[Request]
Transcribe the listing below word for word.

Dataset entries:

····················

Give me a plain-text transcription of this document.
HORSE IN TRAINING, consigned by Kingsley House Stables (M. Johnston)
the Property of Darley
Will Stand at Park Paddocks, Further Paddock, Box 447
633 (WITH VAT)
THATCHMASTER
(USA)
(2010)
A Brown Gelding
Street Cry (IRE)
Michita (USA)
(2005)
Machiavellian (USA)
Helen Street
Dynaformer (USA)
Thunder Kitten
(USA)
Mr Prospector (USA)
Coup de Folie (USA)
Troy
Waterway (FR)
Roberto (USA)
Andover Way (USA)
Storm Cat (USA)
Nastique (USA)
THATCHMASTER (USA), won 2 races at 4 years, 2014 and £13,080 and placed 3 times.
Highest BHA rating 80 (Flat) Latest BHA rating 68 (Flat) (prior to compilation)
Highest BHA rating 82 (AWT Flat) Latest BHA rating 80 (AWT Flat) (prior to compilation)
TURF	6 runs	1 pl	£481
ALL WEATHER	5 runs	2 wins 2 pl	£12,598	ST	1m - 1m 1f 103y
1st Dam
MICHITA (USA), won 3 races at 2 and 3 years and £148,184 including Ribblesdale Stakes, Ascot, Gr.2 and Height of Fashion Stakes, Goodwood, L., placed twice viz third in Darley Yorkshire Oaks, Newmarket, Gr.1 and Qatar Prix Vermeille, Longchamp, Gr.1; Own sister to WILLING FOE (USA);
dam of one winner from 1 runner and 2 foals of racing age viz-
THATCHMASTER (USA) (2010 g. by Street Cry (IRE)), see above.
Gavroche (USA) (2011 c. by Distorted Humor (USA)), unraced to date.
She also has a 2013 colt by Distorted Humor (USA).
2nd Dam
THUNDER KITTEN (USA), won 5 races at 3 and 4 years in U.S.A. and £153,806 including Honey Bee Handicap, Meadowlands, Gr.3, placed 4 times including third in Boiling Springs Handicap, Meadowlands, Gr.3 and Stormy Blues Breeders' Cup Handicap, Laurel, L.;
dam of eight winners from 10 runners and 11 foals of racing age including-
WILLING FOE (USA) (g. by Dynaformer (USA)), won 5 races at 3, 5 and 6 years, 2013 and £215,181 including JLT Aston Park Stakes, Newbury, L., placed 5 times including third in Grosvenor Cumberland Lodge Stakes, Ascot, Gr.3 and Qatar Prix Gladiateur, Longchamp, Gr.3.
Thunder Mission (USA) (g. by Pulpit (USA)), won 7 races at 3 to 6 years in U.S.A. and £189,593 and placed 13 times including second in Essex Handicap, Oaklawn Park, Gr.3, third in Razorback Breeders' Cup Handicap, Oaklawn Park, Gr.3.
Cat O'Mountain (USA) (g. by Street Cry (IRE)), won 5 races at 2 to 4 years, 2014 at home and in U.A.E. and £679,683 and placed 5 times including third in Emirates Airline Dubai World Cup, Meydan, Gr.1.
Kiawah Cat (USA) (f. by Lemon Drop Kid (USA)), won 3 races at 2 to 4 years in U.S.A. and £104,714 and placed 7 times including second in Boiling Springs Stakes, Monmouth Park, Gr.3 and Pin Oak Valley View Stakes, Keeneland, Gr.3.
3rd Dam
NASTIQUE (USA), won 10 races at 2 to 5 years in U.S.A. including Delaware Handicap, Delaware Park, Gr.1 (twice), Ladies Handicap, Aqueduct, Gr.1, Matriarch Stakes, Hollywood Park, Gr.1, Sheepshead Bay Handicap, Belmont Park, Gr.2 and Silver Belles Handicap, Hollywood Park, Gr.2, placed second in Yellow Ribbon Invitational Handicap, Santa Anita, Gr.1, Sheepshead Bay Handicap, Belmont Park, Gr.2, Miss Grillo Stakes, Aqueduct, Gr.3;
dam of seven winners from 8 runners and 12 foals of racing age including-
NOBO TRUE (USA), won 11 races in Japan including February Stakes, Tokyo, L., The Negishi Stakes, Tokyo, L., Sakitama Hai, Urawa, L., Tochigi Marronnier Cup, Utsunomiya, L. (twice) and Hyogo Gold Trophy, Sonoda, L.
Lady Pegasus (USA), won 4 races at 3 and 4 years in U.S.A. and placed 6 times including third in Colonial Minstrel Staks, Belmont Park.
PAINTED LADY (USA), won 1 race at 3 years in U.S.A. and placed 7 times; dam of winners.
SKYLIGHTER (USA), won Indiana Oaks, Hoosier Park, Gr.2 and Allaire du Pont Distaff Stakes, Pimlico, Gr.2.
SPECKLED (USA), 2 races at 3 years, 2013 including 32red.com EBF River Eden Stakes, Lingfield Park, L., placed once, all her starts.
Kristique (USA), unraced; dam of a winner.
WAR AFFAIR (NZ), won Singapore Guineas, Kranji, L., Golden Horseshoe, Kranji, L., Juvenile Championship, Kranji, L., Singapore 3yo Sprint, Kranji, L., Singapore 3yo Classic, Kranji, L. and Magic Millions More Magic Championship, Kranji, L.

····················

[Exercise output]
Give me a plain-text transcription of this document.
HORSE IN TRAINING, consigned by Kingsley House Stables (M. Johnston)
the Property of Darley
Will Stand at Park Paddocks, Further Paddock, Box 447
633 (WITH VAT)
THATCHMASTER
(USA)
(2010)
A Brown Gelding
Street Cry (IRE)
Michita (USA)
(2005)
Machiavellian (USA)
Helen Street
Dynaformer (USA)
Thunder Kitten
(USA)
Mr Prospector (USA)
Coup de Folie (USA)
Troy
Waterway (FR)
Roberto (USA)
Andover Way (USA)
Storm Cat (USA)
Nastique (USA)
THATCHMASTER (USA), won 2 races at 4 years, 2014 and £13,080 and placed 3 times.
Highest BHA rating 80 (Flat) Latest BHA rating 68 (Flat) (prior to compilation)
Highest BHA rating 82 (AWT Flat) Latest BHA rating 80 (AWT Flat) (prior to compilation)
TURF	6 runs	1 pl	£481
ALL WEATHER	5 runs	2 wins 2 pl	£12,598	ST	1m - 1m 1f 103y
1st Dam
MICHITA (USA), won 3 races at 2 and 3 years and £148,184 including Ribblesdale Stakes, Ascot, Gr.2 and Height of Fashion Stakes, Goodwood, L., placed twice viz third in Darley Yorkshire Oaks, Newmarket, Gr.1 and Qatar Prix Vermeille, Longchamp, Gr.1; Own sister to WILLING FOE (USA);
dam of one winner from 1 runner and 2 foals of racing age viz-
THATCHMASTER (USA) (2010 g. by Street Cry (IRE)), see above.
Gavroche (USA) (2011 c. by Distorted Humor (USA)), unraced to date.
She also has a 2013 colt by Distorted Humor (USA).
2nd Dam
THUNDER KITTEN (USA), won 5 races at 3 and 4 years in U.S.A. and £153,806 including Honey Bee Handicap, Meadowlands, Gr.3, placed 4 times including third in Boiling Springs Handicap, Meadowlands, Gr.3 and Stormy Blues Breeders' Cup Handicap, Laurel, L.;
dam of eight winners from 10 runners and 11 foals of racing age including-
WILLING FOE (USA) (g. by Dynaformer (USA)), won 5 races at 3, 5 and 6 years, 2013 and £215,181 including JLT Aston Park Stakes, Newbury, L., placed 5 times including third in Grosvenor Cumberland Lodge Stakes, Ascot, Gr.3 and Qatar Prix Gladiateur, Longchamp, Gr.3.
Thunder Mission (USA) (g. by Pulpit (USA)), won 7 races at 3 to 6 years in U.S.A. and £189,593 and placed 13 times including second in Essex Handicap, Oaklawn Park, Gr.3, third in Razorback Breeders' Cup Handicap, Oaklawn Park, Gr.3.
Cat O'Mountain (USA) (g. by Street Cry (IRE)), won 5 races at 2 to 4 years, 2014 at home and in U.A.E. and £679,683 and placed 5 times including third in Emirates Airline Dubai World Cup, Meydan, Gr.1.
Kiawah Cat (USA) (f. by Lemon Drop Kid (USA)), won 3 races at 2 to 4 years in U.S.A. and £104,714 and placed 7 times including second in Boiling Springs Stakes, Monmouth Park, Gr.3 and Pin Oak Valley View Stakes, Keeneland, Gr.3.
3rd Dam
NASTIQUE (USA), won 10 races at 2 to 5 years in U.S.A. including Delaware Handicap, Delaware Park, Gr.1 (twice), Ladies Handicap, Aqueduct, Gr.1, Matriarch Stakes, Hollywood Park, Gr.1, Sheepshead Bay Handicap, Belmont Park, Gr.2 and Silver Belles Handicap, Hollywood Park, Gr.2, placed second in Yellow Ribbon Invitational Handicap, Santa Anita, Gr.1, Sheepshead Bay Handicap, Belmont Park, Gr.2, Miss Grillo Stakes, Aqueduct, Gr.3;
dam of seven winners from 8 runners and 12 foals of racing age including-
NOBO TRUE (USA), won 11 races in Japan including February Stakes, Tokyo, L., The Negishi Stakes, Tokyo, L., Sakitama Hai, Urawa, L., Tochigi Marronnier Cup, Utsunomiya, L. (twice) and Hyogo Gold Trophy, Sonoda, L.
Lady Pegasus (USA), won 4 races at 3 and 4 years in U.S.A. and placed 6 times including third in Colonial Minstrel Staks, Belmont Park.
PAINTED LADY (USA), won 1 race at 3 years in U.S.A. and placed 7 times; dam of winners.
SKYLIGHTER (USA), won Indiana Oaks, Hoosier Park, Gr.2 and Allaire du Pont Distaff Stakes, Pimlico, Gr.2.
SPECKLED (USA), 2 races at 3 years, 2013 including 32red.com EBF River Eden Stakes, Lingfield Park, L., placed once, all her starts.
Kristique (USA), unraced; dam of a winner.
WAR AFFAIR (NZ), won Singapore Guineas, Kranji, L., Golden Horseshoe, Kranji, L., Juvenile Championship, Kranji, L., Singapore 3yo Sprint, Kranji, L., Singapore 3yo Classic, Kranji, L. and Magic Millions More Magic Championship, Kranji, L.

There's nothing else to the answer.